GIVEN REQUEST
Transcribe all of the material below word for word and leave out its pictures.

--- BEGIN RAW DATA ---

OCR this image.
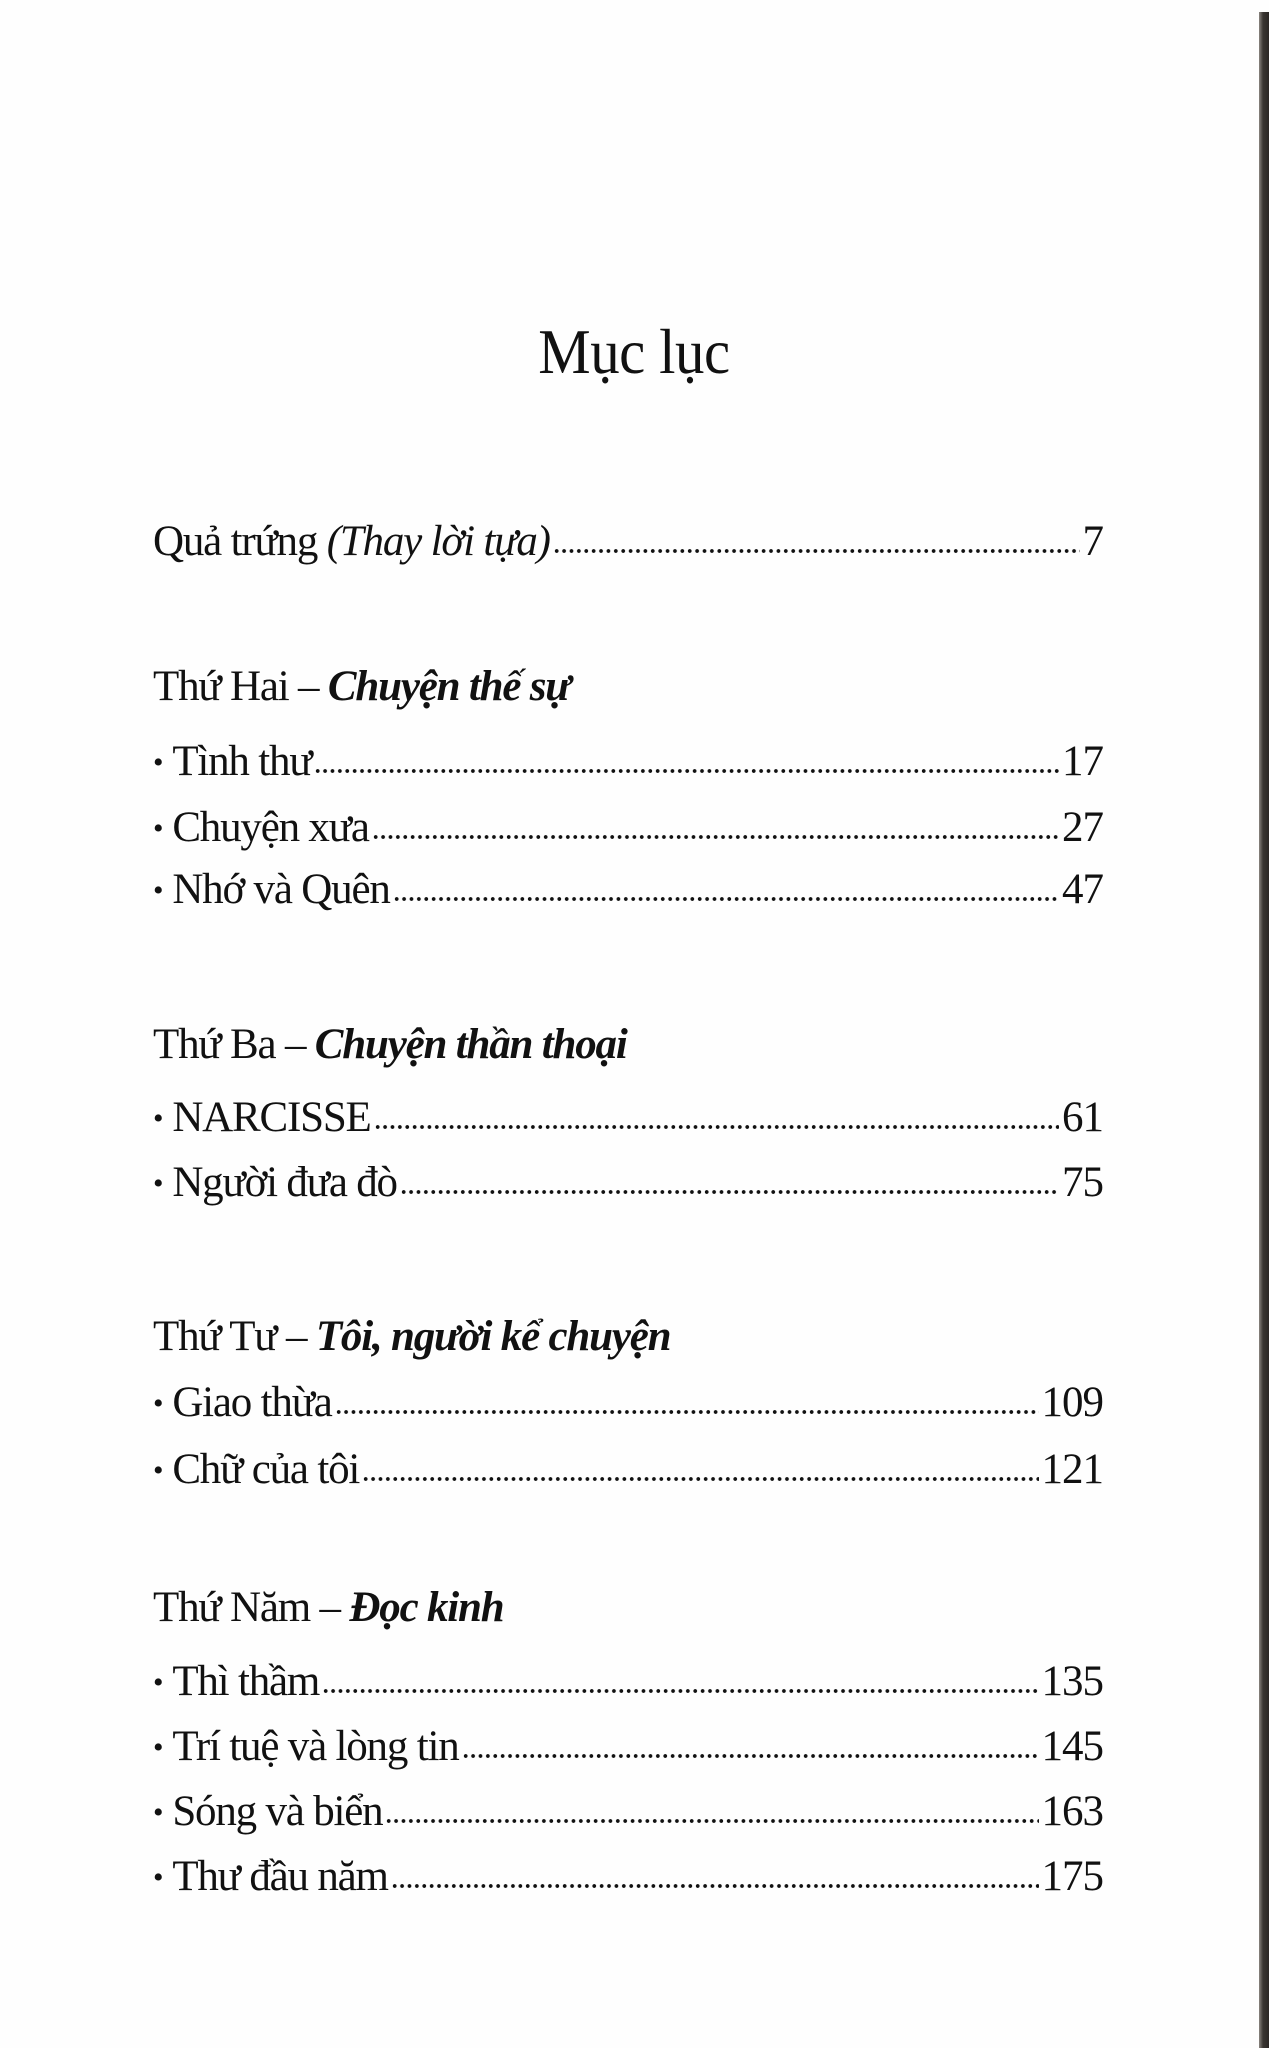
Mục lục
Quả trứng (Thay lời tựa)	7
Thứ Hai – Chuyện thế sự
• Tình thư	17
• Chuyện xưa	27
• Nhớ và Quên	47
Thứ Ba – Chuyện thần thoại
• NARCISSE	61
• Người đưa đò	75
Thứ Tư – Tôi, người kể chuyện
• Giao thừa	109
• Chữ của tôi	121
Thứ Năm – Đọc kinh
• Thì thầm	135
• Trí tuệ và lòng tin	145
• Sóng và biển	163
• Thư đầu năm	175
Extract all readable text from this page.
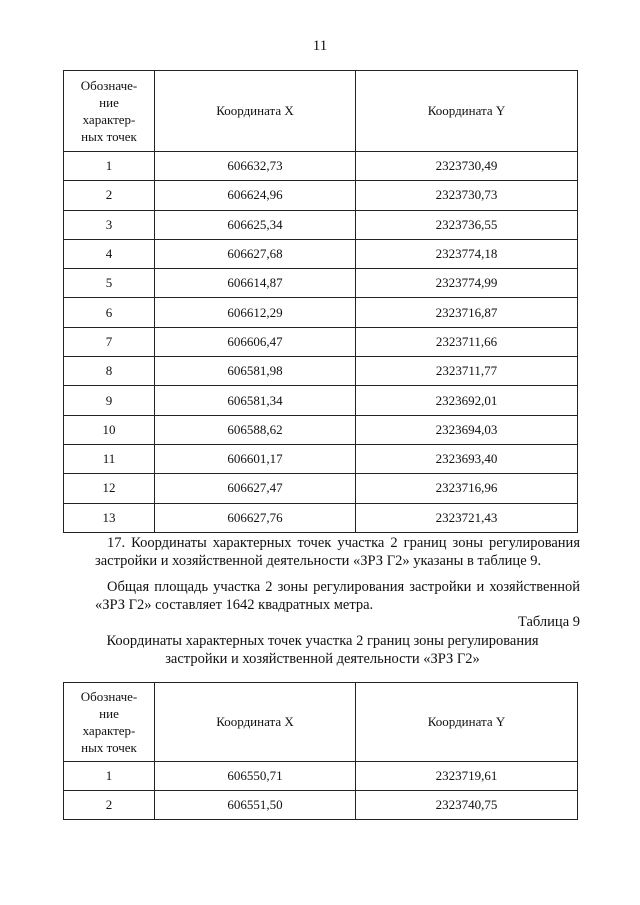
11
Обозначе-
ние
характер-
ных точек	Координата X	Координата Y
1	606632,73	2323730,49
2	606624,96	2323730,73
3	606625,34	2323736,55
4	606627,68	2323774,18
5	606614,87	2323774,99
6	606612,29	2323716,87
7	606606,47	2323711,66
8	606581,98	2323711,77
9	606581,34	2323692,01
10	606588,62	2323694,03
11	606601,17	2323693,40
12	606627,47	2323716,96
13	606627,76	2323721,43

17. Координаты характерных точек участка 2 границ зоны регулирования застройки и хозяйственной деятельности «ЗРЗ Г2» указаны в таблице 9.

Общая площадь участка 2 зоны регулирования застройки и хозяйственной «ЗРЗ Г2» составляет 1642 квадратных метра.

Таблица 9

Координаты характерных точек участка 2 границ зоны регулирования застройки и хозяйственной деятельности «ЗРЗ Г2»

Обозначе-
ние
характер-
ных точек	Координата X	Координата Y
1	606550,71	2323719,61
2	606551,50	2323740,75
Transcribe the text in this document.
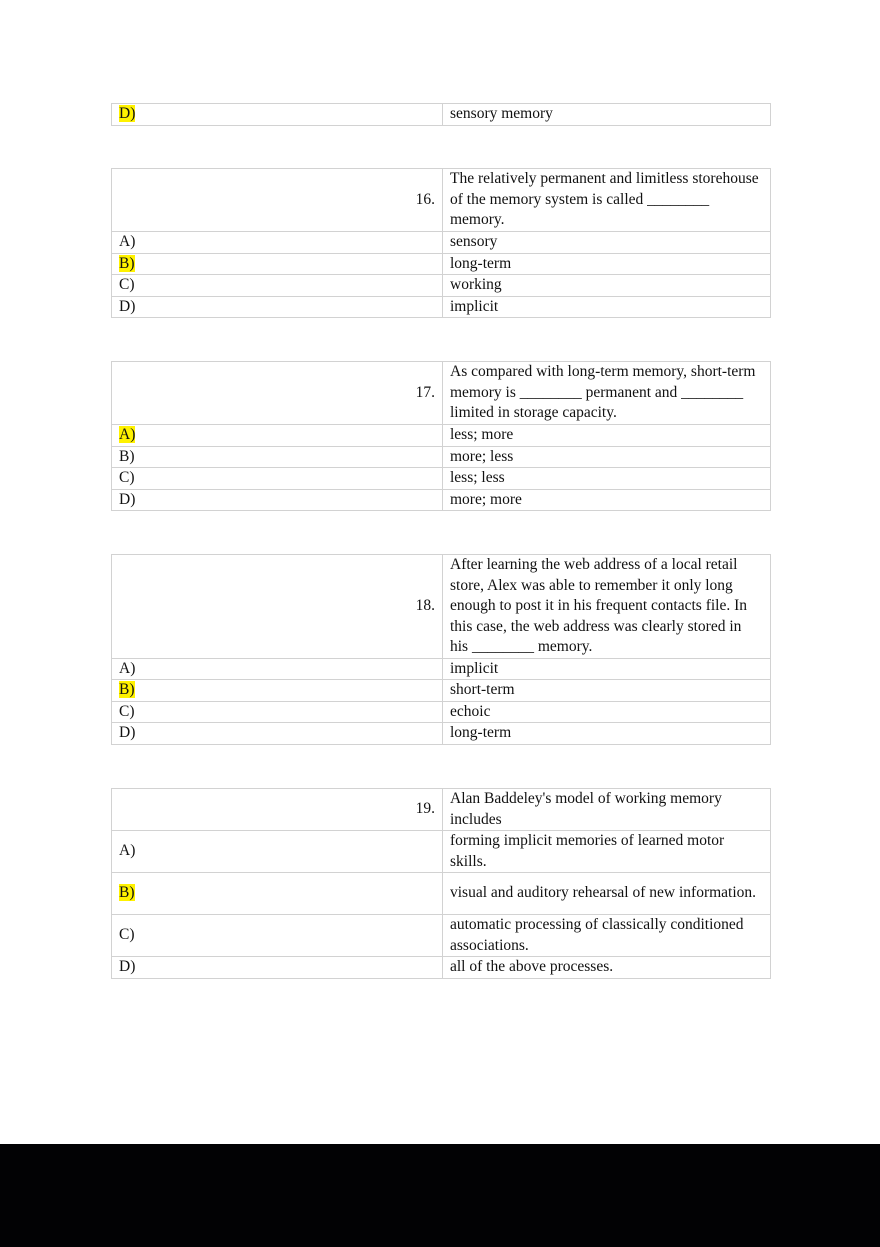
D)	sensory memory
16.	The relatively permanent and limitless storehouse of the memory system is called ________ memory.
A)	sensory
B)	long-term
C)	working
D)	implicit
17.	As compared with long-term memory, short-term memory is ________ permanent and ________ limited in storage capacity.
A)	less; more
B)	more; less
C)	less; less
D)	more; more
18.	After learning the web address of a local retail store, Alex was able to remember it only long enough to post it in his frequent contacts file. In this case, the web address was clearly stored in his ________ memory.
A)	implicit
B)	short-term
C)	echoic
D)	long-term
19.	Alan Baddeley's model of working memory includes
A)	forming implicit memories of learned motor skills.
B)	visual and auditory rehearsal of new information.
C)	automatic processing of classically conditioned associations.
D)	all of the above processes.
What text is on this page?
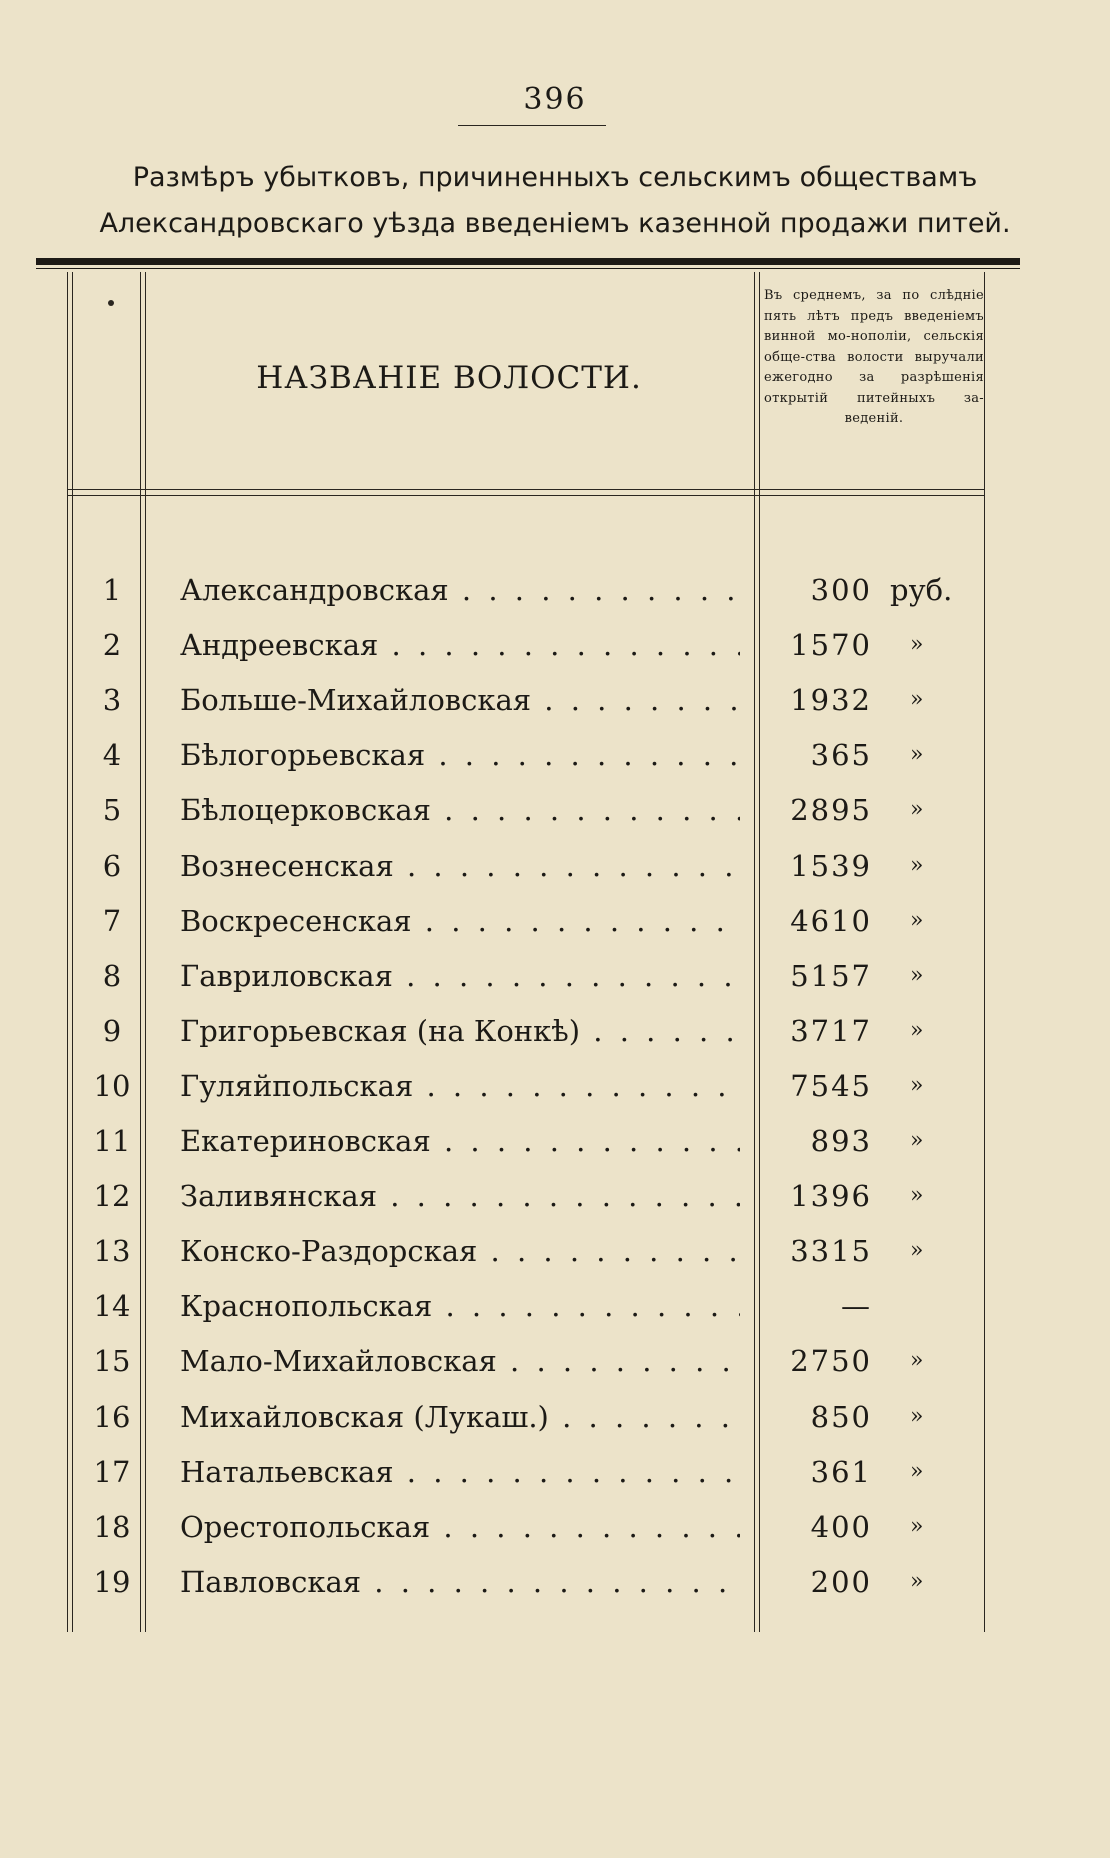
396
Размѣръ убытковъ, причиненныхъ сельскимъ обществамъ
Александровскаго уѣзда введеніемъ казенной продажи питей.
НАЗВАНІЕ ВОЛОСТИ.
Въ среднемъ, за по слѣдніе пять лѣтъ предъ введеніемъ винной мо-нополіи, сельскія обще-ства волости выручали ежегодно за разрѣшенія открытій питейныхъ за-веденій.
1	Александровская . . .	300 руб.
2	Андреевская . . .	1570 »
3	Больше-Михайловская . . .	1932 »
4	Бѣлогорьевская . . .	365 »
5	Бѣлоцерковская . . .	2895 »
6	Вознесенская . . .	1539 »
7	Воскресенская . . .	4610 »
8	Гавриловская . . .	5157 »
9	Григорьевская (на Конкѣ) . . .	3717 »
10	Гуляйпольская . . .	7545 »
11	Екатериновская . . .	893 »
12	Заливянская . . .	1396 »
13	Конско-Раздорская . . .	3315 »
14	Краснопольская . . .	—
15	Мало-Михайловская . . .	2750 »
16	Михайловская (Лукаш.) . . .	850 »
17	Натальевская . . .	361 »
18	Орестопольская . . .	400 »
19	Павловская . . .	200 »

--- END RAW DATA ---

RESPONSE TO THIS TASK
OCR this image.
Mục lục
Quả trứng (Thay lời tựa)	7
Thứ Hai – Chuyện thế sự
• Tình thư	17
• Chuyện xưa	27
• Nhớ và Quên	47
Thứ Ba – Chuyện thần thoại
• NARCISSE	61
• Người đưa đò	75
Thứ Tư – Tôi, người kể chuyện
• Giao thừa	109
• Chữ của tôi	121
Thứ Năm – Đọc kinh
• Thì thầm	135
• Trí tuệ và lòng tin	145
• Sóng và biển	163
• Thư đầu năm	175
Extract all readable text from this page.
11
Обозначе-
ние
характер-
ных точек	Координата X	Координата Y
1	606632,73	2323730,49
2	606624,96	2323730,73
3	606625,34	2323736,55
4	606627,68	2323774,18
5	606614,87	2323774,99
6	606612,29	2323716,87
7	606606,47	2323711,66
8	606581,98	2323711,77
9	606581,34	2323692,01
10	606588,62	2323694,03
11	606601,17	2323693,40
12	606627,47	2323716,96
13	606627,76	2323721,43

17. Координаты характерных точек участка 2 границ зоны регулирования застройки и хозяйственной деятельности «ЗРЗ Г2» указаны в таблице 9.

Общая площадь участка 2 зоны регулирования застройки и хозяйственной «ЗРЗ Г2» составляет 1642 квадратных метра.

Таблица 9

Координаты характерных точек участка 2 границ зоны регулирования застройки и хозяйственной деятельности «ЗРЗ Г2»

Обозначе-
ние
характер-
ных точек	Координата X	Координата Y
1	606550,71	2323719,61
2	606551,50	2323740,75
Transcribe the text in this document.
D)	sensory memory
16.	The relatively permanent and limitless storehouse of the memory system is called ________ memory.
A)	sensory
B)	long-term
C)	working
D)	implicit
17.	As compared with long-term memory, short-term memory is ________ permanent and ________ limited in storage capacity.
A)	less; more
B)	more; less
C)	less; less
D)	more; more
18.	After learning the web address of a local retail store, Alex was able to remember it only long enough to post it in his frequent contacts file. In this case, the web address was clearly stored in his ________ memory.
A)	implicit
B)	short-term
C)	echoic
D)	long-term
19.	Alan Baddeley's model of working memory includes
A)	forming implicit memories of learned motor skills.
B)	visual and auditory rehearsal of new information.
C)	automatic processing of classically conditioned associations.
D)	all of the above processes.
What text is on this page?
396
Размѣръ убытковъ, причиненныхъ сельскимъ обществамъ
Александровскаго уѣзда введеніемъ казенной продажи питей.
НАЗВАНІЕ ВОЛОСТИ.
Въ среднемъ, за по слѣдніе пять лѣтъ предъ введеніемъ винной мо-нополіи, сельскія обще-ства волости выручали ежегодно за разрѣшенія открытій питейныхъ за-веденій.
1	Александровская . . .	300 руб.
2	Андреевская . . .	1570 »
3	Больше-Михайловская . . .	1932 »
4	Бѣлогорьевская . . .	365 »
5	Бѣлоцерковская . . .	2895 »
6	Вознесенская . . .	1539 »
7	Воскресенская . . .	4610 »
8	Гавриловская . . .	5157 »
9	Григорьевская (на Конкѣ) . . .	3717 »
10	Гуляйпольская . . .	7545 »
11	Екатериновская . . .	893 »
12	Заливянская . . .	1396 »
13	Конско-Раздорская . . .	3315 »
14	Краснопольская . . .	—
15	Мало-Михайловская . . .	2750 »
16	Михайловская (Лукаш.) . . .	850 »
17	Натальевская . . .	361 »
18	Орестопольская . . .	400 »
19	Павловская . . .	200 »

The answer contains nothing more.